* [Instruction] Transcribe all of the material exactly, except for its pictures.

* [Exercise input]
⁂

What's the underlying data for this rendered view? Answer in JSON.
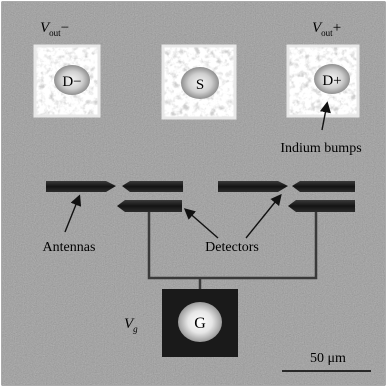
{
  "labels": {
    "vout_minus_main": "V",
    "vout_minus_sub": "out",
    "vout_minus_sign": "−",
    "vout_plus_main": "V",
    "vout_plus_sub": "out",
    "vout_plus_sign": "+",
    "pad_d_minus": "D−",
    "pad_s": "S",
    "pad_d_plus": "D+",
    "pad_g": "G",
    "vg_main": "V",
    "vg_sub": "g",
    "indium_bumps": "Indium bumps",
    "antennas": "Antennas",
    "detectors": "Detectors",
    "scale_bar": "50 μm"
  }
}
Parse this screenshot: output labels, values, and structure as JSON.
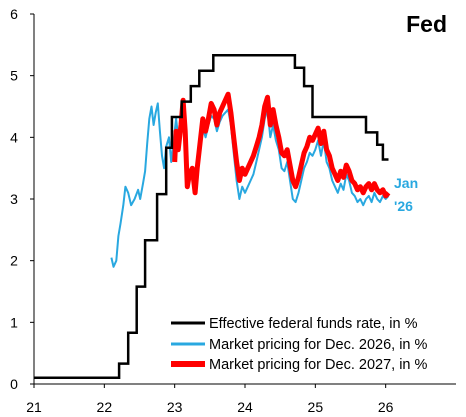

⁂

* [Written answer]
What's the underlying data for this rendered view? Answer in JSON.
{
  "labels": {
    "vout_minus_main": "V",
    "vout_minus_sub": "out",
    "vout_minus_sign": "−",
    "vout_plus_main": "V",
    "vout_plus_sub": "out",
    "vout_plus_sign": "+",
    "pad_d_minus": "D−",
    "pad_s": "S",
    "pad_d_plus": "D+",
    "pad_g": "G",
    "vg_main": "V",
    "vg_sub": "g",
    "indium_bumps": "Indium bumps",
    "antennas": "Antennas",
    "detectors": "Detectors",
    "scale_bar": "50 μm"
  }
}
Parse this screenshot: output labels, values, and structure as JSON.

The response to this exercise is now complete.